__THE EXERCISE__. Every line of the data must be copied exactly.

__INFORMATION SHOWN__.
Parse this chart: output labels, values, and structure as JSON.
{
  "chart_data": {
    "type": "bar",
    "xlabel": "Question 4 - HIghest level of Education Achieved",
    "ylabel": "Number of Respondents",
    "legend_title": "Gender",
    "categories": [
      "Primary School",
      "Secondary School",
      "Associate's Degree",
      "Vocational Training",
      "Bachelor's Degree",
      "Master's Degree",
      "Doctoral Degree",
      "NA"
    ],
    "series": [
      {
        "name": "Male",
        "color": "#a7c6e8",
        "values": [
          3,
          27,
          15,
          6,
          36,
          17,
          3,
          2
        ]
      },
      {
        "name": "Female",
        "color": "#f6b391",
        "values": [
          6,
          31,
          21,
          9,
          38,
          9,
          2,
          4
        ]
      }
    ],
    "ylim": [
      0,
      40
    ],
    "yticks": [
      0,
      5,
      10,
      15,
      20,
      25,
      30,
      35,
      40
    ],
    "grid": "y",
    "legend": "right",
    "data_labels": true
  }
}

__RESPONSE__.
Parse this chart: output labels, values, and structure as JSON.
{
  "chart_data": {
    "type": "bar",
    "xlabel": "Question 4 - HIghest level of Education Achieved",
    "ylabel": "Number of Respondents",
    "legend_title": "Gender",
    "categories": [
      "Primary School",
      "Secondary School",
      "Associate's Degree",
      "Vocational Training",
      "Bachelor's Degree",
      "Master's Degree",
      "Doctoral Degree",
      "NA"
    ],
    "series": [
      {
        "name": "Male",
        "color": "#a7c6e8",
        "values": [
          3,
          27,
          15,
          6,
          36,
          17,
          3,
          2
        ]
      },
      {
        "name": "Female",
        "color": "#f6b391",
        "values": [
          6,
          31,
          21,
          9,
          38,
          9,
          2,
          4
        ]
      }
    ],
    "ylim": [
      0,
      40
    ],
    "yticks": [
      0,
      5,
      10,
      15,
      20,
      25,
      30,
      35,
      40
    ],
    "grid": "y",
    "legend": "right",
    "data_labels": true
  }
}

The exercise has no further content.